§ Items

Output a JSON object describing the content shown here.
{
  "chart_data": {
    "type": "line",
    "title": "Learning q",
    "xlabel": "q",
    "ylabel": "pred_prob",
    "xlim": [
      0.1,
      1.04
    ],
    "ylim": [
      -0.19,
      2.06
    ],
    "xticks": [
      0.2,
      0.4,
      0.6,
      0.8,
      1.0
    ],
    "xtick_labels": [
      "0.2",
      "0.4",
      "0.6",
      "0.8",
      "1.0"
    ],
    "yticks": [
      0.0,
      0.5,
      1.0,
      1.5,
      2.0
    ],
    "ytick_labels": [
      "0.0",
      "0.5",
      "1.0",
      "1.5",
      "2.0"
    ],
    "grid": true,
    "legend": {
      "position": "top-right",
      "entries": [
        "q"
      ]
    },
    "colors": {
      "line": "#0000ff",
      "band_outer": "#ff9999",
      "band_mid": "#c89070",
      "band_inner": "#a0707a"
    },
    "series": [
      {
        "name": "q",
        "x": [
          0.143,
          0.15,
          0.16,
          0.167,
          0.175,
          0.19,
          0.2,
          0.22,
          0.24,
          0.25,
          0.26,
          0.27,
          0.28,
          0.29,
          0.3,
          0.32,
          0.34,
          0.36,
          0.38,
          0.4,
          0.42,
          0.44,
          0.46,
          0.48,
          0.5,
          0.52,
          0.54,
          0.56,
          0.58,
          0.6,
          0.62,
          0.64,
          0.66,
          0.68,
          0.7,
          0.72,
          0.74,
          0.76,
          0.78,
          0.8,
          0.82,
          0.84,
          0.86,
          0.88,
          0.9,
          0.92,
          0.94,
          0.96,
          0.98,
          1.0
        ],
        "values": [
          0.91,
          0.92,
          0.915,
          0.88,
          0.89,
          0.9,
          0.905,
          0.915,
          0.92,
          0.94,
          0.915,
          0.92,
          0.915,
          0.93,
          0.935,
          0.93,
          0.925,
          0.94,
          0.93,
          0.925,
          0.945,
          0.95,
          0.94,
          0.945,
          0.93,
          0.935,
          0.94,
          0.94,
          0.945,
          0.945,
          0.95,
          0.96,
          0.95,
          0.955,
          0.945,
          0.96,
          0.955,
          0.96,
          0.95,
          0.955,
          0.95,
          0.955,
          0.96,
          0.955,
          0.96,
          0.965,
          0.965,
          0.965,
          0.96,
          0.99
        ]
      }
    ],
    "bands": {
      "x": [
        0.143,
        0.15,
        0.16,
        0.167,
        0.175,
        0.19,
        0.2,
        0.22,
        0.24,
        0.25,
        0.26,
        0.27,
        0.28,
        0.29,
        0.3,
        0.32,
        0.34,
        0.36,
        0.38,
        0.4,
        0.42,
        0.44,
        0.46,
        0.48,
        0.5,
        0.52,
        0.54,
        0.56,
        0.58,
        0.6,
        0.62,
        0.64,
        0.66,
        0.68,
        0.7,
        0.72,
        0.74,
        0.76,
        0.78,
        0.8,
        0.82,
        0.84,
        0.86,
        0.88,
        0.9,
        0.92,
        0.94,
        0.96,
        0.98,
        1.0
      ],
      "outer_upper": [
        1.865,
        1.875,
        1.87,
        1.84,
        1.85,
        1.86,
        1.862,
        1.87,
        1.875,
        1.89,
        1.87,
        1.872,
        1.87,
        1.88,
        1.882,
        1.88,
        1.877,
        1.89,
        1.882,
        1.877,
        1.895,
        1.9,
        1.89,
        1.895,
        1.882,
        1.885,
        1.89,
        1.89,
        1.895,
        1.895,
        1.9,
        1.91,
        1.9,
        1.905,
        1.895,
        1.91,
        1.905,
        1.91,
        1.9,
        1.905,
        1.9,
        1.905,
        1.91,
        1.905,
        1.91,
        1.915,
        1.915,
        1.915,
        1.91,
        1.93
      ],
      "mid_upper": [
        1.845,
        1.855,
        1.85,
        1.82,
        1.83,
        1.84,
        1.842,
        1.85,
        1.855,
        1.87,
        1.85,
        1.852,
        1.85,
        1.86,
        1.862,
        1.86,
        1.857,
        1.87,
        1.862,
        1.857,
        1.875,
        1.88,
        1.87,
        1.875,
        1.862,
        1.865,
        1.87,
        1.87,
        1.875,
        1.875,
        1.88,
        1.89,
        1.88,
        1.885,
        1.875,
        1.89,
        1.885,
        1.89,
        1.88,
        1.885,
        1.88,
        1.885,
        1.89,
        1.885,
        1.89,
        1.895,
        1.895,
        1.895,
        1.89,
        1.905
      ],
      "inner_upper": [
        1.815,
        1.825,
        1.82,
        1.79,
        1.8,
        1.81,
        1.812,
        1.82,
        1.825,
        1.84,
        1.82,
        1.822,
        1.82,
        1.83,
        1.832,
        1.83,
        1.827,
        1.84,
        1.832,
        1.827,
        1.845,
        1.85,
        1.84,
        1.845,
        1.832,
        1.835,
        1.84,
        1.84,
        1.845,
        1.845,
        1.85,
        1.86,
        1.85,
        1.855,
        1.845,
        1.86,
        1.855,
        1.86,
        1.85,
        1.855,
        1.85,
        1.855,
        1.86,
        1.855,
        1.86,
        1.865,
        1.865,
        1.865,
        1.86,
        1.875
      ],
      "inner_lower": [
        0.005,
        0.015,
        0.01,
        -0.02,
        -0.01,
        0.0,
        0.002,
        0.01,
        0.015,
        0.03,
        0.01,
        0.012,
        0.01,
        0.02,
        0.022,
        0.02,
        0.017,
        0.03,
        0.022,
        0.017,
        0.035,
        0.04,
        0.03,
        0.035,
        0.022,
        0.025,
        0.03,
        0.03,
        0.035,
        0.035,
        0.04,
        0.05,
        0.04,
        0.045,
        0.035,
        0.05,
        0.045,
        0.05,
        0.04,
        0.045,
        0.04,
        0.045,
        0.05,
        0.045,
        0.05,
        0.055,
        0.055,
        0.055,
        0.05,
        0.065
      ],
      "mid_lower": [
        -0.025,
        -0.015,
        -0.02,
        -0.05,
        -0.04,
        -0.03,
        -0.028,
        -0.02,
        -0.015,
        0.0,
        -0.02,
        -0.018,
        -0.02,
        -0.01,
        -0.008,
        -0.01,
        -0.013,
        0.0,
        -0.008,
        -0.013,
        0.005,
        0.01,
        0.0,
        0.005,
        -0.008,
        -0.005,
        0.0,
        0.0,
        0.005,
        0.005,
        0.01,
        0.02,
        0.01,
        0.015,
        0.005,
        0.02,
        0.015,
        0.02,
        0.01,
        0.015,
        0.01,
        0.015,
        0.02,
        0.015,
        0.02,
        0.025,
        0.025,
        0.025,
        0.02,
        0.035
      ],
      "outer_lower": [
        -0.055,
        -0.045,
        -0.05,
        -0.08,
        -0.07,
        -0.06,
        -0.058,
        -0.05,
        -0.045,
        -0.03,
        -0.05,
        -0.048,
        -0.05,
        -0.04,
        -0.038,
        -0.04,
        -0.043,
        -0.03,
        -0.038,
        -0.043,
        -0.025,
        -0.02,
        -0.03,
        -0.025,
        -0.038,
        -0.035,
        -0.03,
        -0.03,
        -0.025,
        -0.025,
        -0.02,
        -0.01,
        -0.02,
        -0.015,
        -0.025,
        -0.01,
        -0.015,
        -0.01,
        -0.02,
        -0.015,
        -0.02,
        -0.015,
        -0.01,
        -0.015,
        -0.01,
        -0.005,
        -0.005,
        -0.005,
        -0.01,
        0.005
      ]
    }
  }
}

§ What you need to do
Go through the material above line by line and copy it exactly.

§ Response to the exercise
Output a JSON object describing the content shown here.
{
  "chart_data": {
    "type": "line",
    "title": "Learning q",
    "xlabel": "q",
    "ylabel": "pred_prob",
    "xlim": [
      0.1,
      1.04
    ],
    "ylim": [
      -0.19,
      2.06
    ],
    "xticks": [
      0.2,
      0.4,
      0.6,
      0.8,
      1.0
    ],
    "xtick_labels": [
      "0.2",
      "0.4",
      "0.6",
      "0.8",
      "1.0"
    ],
    "yticks": [
      0.0,
      0.5,
      1.0,
      1.5,
      2.0
    ],
    "ytick_labels": [
      "0.0",
      "0.5",
      "1.0",
      "1.5",
      "2.0"
    ],
    "grid": true,
    "legend": {
      "position": "top-right",
      "entries": [
        "q"
      ]
    },
    "colors": {
      "line": "#0000ff",
      "band_outer": "#ff9999",
      "band_mid": "#c89070",
      "band_inner": "#a0707a"
    },
    "series": [
      {
        "name": "q",
        "x": [
          0.143,
          0.15,
          0.16,
          0.167,
          0.175,
          0.19,
          0.2,
          0.22,
          0.24,
          0.25,
          0.26,
          0.27,
          0.28,
          0.29,
          0.3,
          0.32,
          0.34,
          0.36,
          0.38,
          0.4,
          0.42,
          0.44,
          0.46,
          0.48,
          0.5,
          0.52,
          0.54,
          0.56,
          0.58,
          0.6,
          0.62,
          0.64,
          0.66,
          0.68,
          0.7,
          0.72,
          0.74,
          0.76,
          0.78,
          0.8,
          0.82,
          0.84,
          0.86,
          0.88,
          0.9,
          0.92,
          0.94,
          0.96,
          0.98,
          1.0
        ],
        "values": [
          0.91,
          0.92,
          0.915,
          0.88,
          0.89,
          0.9,
          0.905,
          0.915,
          0.92,
          0.94,
          0.915,
          0.92,
          0.915,
          0.93,
          0.935,
          0.93,
          0.925,
          0.94,
          0.93,
          0.925,
          0.945,
          0.95,
          0.94,
          0.945,
          0.93,
          0.935,
          0.94,
          0.94,
          0.945,
          0.945,
          0.95,
          0.96,
          0.95,
          0.955,
          0.945,
          0.96,
          0.955,
          0.96,
          0.95,
          0.955,
          0.95,
          0.955,
          0.96,
          0.955,
          0.96,
          0.965,
          0.965,
          0.965,
          0.96,
          0.99
        ]
      }
    ],
    "bands": {
      "x": [
        0.143,
        0.15,
        0.16,
        0.167,
        0.175,
        0.19,
        0.2,
        0.22,
        0.24,
        0.25,
        0.26,
        0.27,
        0.28,
        0.29,
        0.3,
        0.32,
        0.34,
        0.36,
        0.38,
        0.4,
        0.42,
        0.44,
        0.46,
        0.48,
        0.5,
        0.52,
        0.54,
        0.56,
        0.58,
        0.6,
        0.62,
        0.64,
        0.66,
        0.68,
        0.7,
        0.72,
        0.74,
        0.76,
        0.78,
        0.8,
        0.82,
        0.84,
        0.86,
        0.88,
        0.9,
        0.92,
        0.94,
        0.96,
        0.98,
        1.0
      ],
      "outer_upper": [
        1.865,
        1.875,
        1.87,
        1.84,
        1.85,
        1.86,
        1.862,
        1.87,
        1.875,
        1.89,
        1.87,
        1.872,
        1.87,
        1.88,
        1.882,
        1.88,
        1.877,
        1.89,
        1.882,
        1.877,
        1.895,
        1.9,
        1.89,
        1.895,
        1.882,
        1.885,
        1.89,
        1.89,
        1.895,
        1.895,
        1.9,
        1.91,
        1.9,
        1.905,
        1.895,
        1.91,
        1.905,
        1.91,
        1.9,
        1.905,
        1.9,
        1.905,
        1.91,
        1.905,
        1.91,
        1.915,
        1.915,
        1.915,
        1.91,
        1.93
      ],
      "mid_upper": [
        1.845,
        1.855,
        1.85,
        1.82,
        1.83,
        1.84,
        1.842,
        1.85,
        1.855,
        1.87,
        1.85,
        1.852,
        1.85,
        1.86,
        1.862,
        1.86,
        1.857,
        1.87,
        1.862,
        1.857,
        1.875,
        1.88,
        1.87,
        1.875,
        1.862,
        1.865,
        1.87,
        1.87,
        1.875,
        1.875,
        1.88,
        1.89,
        1.88,
        1.885,
        1.875,
        1.89,
        1.885,
        1.89,
        1.88,
        1.885,
        1.88,
        1.885,
        1.89,
        1.885,
        1.89,
        1.895,
        1.895,
        1.895,
        1.89,
        1.905
      ],
      "inner_upper": [
        1.815,
        1.825,
        1.82,
        1.79,
        1.8,
        1.81,
        1.812,
        1.82,
        1.825,
        1.84,
        1.82,
        1.822,
        1.82,
        1.83,
        1.832,
        1.83,
        1.827,
        1.84,
        1.832,
        1.827,
        1.845,
        1.85,
        1.84,
        1.845,
        1.832,
        1.835,
        1.84,
        1.84,
        1.845,
        1.845,
        1.85,
        1.86,
        1.85,
        1.855,
        1.845,
        1.86,
        1.855,
        1.86,
        1.85,
        1.855,
        1.85,
        1.855,
        1.86,
        1.855,
        1.86,
        1.865,
        1.865,
        1.865,
        1.86,
        1.875
      ],
      "inner_lower": [
        0.005,
        0.015,
        0.01,
        -0.02,
        -0.01,
        0.0,
        0.002,
        0.01,
        0.015,
        0.03,
        0.01,
        0.012,
        0.01,
        0.02,
        0.022,
        0.02,
        0.017,
        0.03,
        0.022,
        0.017,
        0.035,
        0.04,
        0.03,
        0.035,
        0.022,
        0.025,
        0.03,
        0.03,
        0.035,
        0.035,
        0.04,
        0.05,
        0.04,
        0.045,
        0.035,
        0.05,
        0.045,
        0.05,
        0.04,
        0.045,
        0.04,
        0.045,
        0.05,
        0.045,
        0.05,
        0.055,
        0.055,
        0.055,
        0.05,
        0.065
      ],
      "mid_lower": [
        -0.025,
        -0.015,
        -0.02,
        -0.05,
        -0.04,
        -0.03,
        -0.028,
        -0.02,
        -0.015,
        0.0,
        -0.02,
        -0.018,
        -0.02,
        -0.01,
        -0.008,
        -0.01,
        -0.013,
        0.0,
        -0.008,
        -0.013,
        0.005,
        0.01,
        0.0,
        0.005,
        -0.008,
        -0.005,
        0.0,
        0.0,
        0.005,
        0.005,
        0.01,
        0.02,
        0.01,
        0.015,
        0.005,
        0.02,
        0.015,
        0.02,
        0.01,
        0.015,
        0.01,
        0.015,
        0.02,
        0.015,
        0.02,
        0.025,
        0.025,
        0.025,
        0.02,
        0.035
      ],
      "outer_lower": [
        -0.055,
        -0.045,
        -0.05,
        -0.08,
        -0.07,
        -0.06,
        -0.058,
        -0.05,
        -0.045,
        -0.03,
        -0.05,
        -0.048,
        -0.05,
        -0.04,
        -0.038,
        -0.04,
        -0.043,
        -0.03,
        -0.038,
        -0.043,
        -0.025,
        -0.02,
        -0.03,
        -0.025,
        -0.038,
        -0.035,
        -0.03,
        -0.03,
        -0.025,
        -0.025,
        -0.02,
        -0.01,
        -0.02,
        -0.015,
        -0.025,
        -0.01,
        -0.015,
        -0.01,
        -0.02,
        -0.015,
        -0.02,
        -0.015,
        -0.01,
        -0.015,
        -0.01,
        -0.005,
        -0.005,
        -0.005,
        -0.01,
        0.005
      ]
    }
  }
}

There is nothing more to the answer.